- GOAL -
Locate each line holding the string "Milano" and copy it.
═══ DATA SHOWN
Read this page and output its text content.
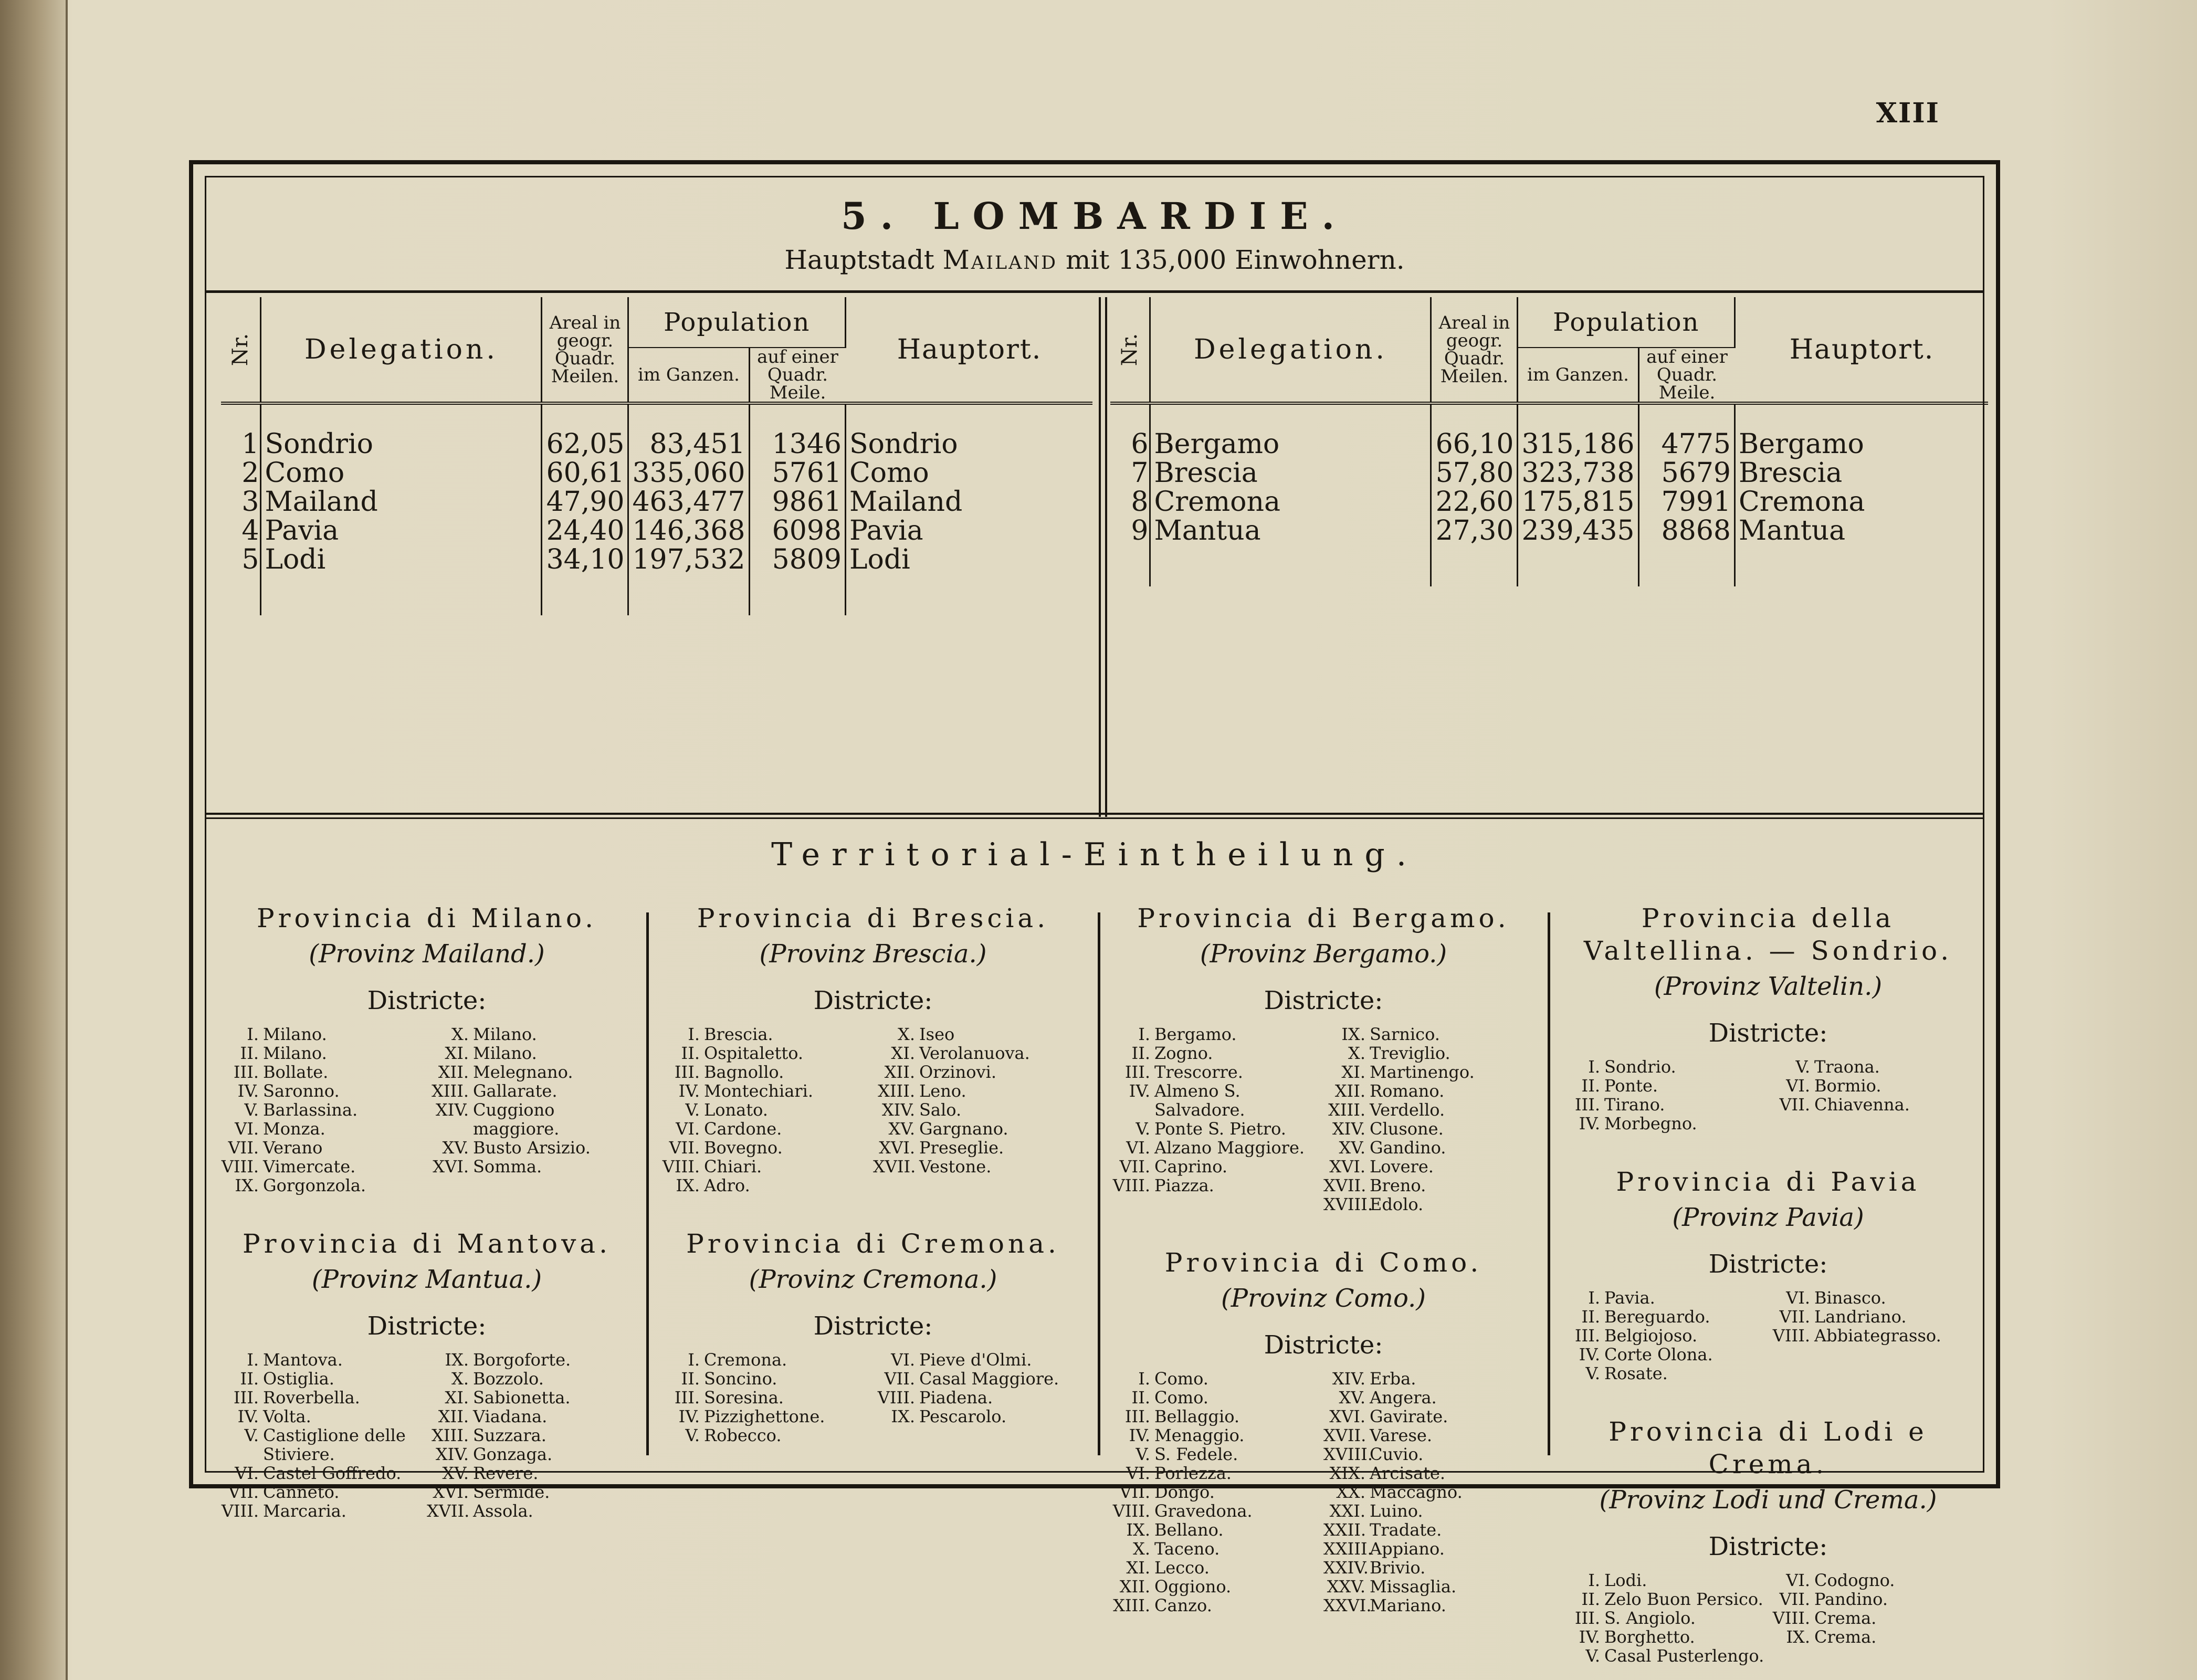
XIII
5. LOMBARDIE.
Hauptstadt Mailand mit 135,000 Einwohnern.
Nr.	Delegation.	Areal in geogr. Quadr. Meilen.	Population		Hauptort.
			im Ganzen.	auf einer Quadr. Meile.	
1	Sondrio	62,05	83,451	1346	Sondrio
2	Como	60,61	335,060	5761	Como
3	Mailand	47,90	463,477	9861	Mailand
4	Pavia	24,40	146,368	6098	Pavia
5	Lodi	34,10	197,532	5809	Lodi
Nr.	Delegation.	Areal in geogr. Quadr. Meilen.	Population		Hauptort.
			im Ganzen.	auf einer Quadr. Meile.	
6	Bergamo	66,10	315,186	4775	Bergamo
7	Brescia	57,80	323,738	5679	Brescia
8	Cremona	22,60	175,815	7991	Cremona
9	Mantua	27,30	239,435	8868	Mantua
Territorial-Eintheilung.
Provincia di Milano.
(Provinz Mailand.)
Districte:
I. Milano.
II. Milano.
III. Bollate.
IV. Saronno.
V. Barlassina.
VI. Monza.
VII. Verano
VIII. Vimercate.
IX. Gorgonzola.
X. Milano.
XI. Milano.
XII. Melegnano.
XIII. Gallarate.
XIV. Cuggiono maggiore.
XV. Busto Arsizio.
XVI. Somma.
Provincia di Mantova.
(Provinz Mantua.)
Districte:
I. Mantova.
II. Ostiglia.
III. Roverbella.
IV. Volta.
V. Castiglione delle Stiviere.
VI. Castel Goffredo.
VII. Canneto.
VIII. Marcaria.
IX. Borgoforte.
X. Bozzolo.
XI. Sabionetta.
XII. Viadana.
XIII. Suzzara.
XIV. Gonzaga.
XV. Revere.
XVI. Sermide.
XVII. Assola.
Provincia di Brescia.
(Provinz Brescia.)
Districte:
I. Brescia.
II. Ospitaletto.
III. Bagnollo.
IV. Montechiari.
V. Lonato.
VI. Cardone.
VII. Bovegno.
VIII. Chiari.
IX. Adro.
X. Iseo
XI. Verolanuova.
XII. Orzinovi.
XIII. Leno.
XIV. Salo.
XV. Gargnano.
XVI. Preseglie.
XVII. Vestone.
Provincia di Cremona.
(Provinz Cremona.)
Districte:
I. Cremona.
II. Soncino.
III. Soresina.
IV. Pizzighettone.
V. Robecco.
VI. Pieve d'Olmi.
VII. Casal Maggiore.
VIII. Piadena.
IX. Pescarolo.
Provincia di Bergamo.
(Provinz Bergamo.)
Districte:
I. Bergamo.
II. Zogno.
III. Trescorre.
IV. Almeno S. Salvadore.
V. Ponte S. Pietro.
VI. Alzano Maggiore.
VII. Caprino.
VIII. Piazza.
IX. Sarnico.
X. Treviglio.
XI. Martinengo.
XII. Romano.
XIII. Verdello.
XIV. Clusone.
XV. Gandino.
XVI. Lovere.
XVII. Breno.
XVIII.
Edolo.
Provincia di Como.
(Provinz Como.)
Districte:
I. Como.
II. Como.
III. Bellaggio.
IV. Menaggio.
V. S. Fedele.
VI. Porlezza.
VII. Dongo.
VIII. Gravedona.
IX. Bellano.
X. Taceno.
XI. Lecco.
XII. Oggiono.
XIII. Canzo.
XIV. Erba.
XV. Angera.
XVI. Gavirate.
XVII. Varese.
XVIII.
Cuvio.
XIX. Arcisate.
XX. Maccagno.
XXI. Luino.
XXII. Tradate.
XXIII.
Appiano.
XXIV. Brivio.
XXV. Missaglia.
XXVI.
Mariano.
Provincia della Valtellina. — Sondrio.
(Provinz Valtelin.)
Districte:
I. Sondrio.
II. Ponte.
III. Tirano.
IV. Morbegno.
V. Traona.
VI. Bormio.
VII. Chiavenna.
Provincia di Pavia
(Provinz Pavia)
Districte:
I. Pavia.
II. Bereguardo.
III. Belgiojoso.
IV. Corte Olona.
V. Rosate.
VI. Binasco.
VII. Landriano.
VIII. Abbiategrasso.
Provincia di Lodi e Crema.
(Provinz Lodi und Crema.)
Districte:
I. Lodi.
II. Zelo Buon Persico.
III. S. Angiolo.
IV. Borghetto.
V. Casal Pusterlengo.
VI. Codogno.
VII. Pandino.
VIII. Crema.
IX. Crema.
══════
- SOLUTION -
Provincia di Milano.
I. Milano.
II. Milano.
X. Milano.
XI. Milano.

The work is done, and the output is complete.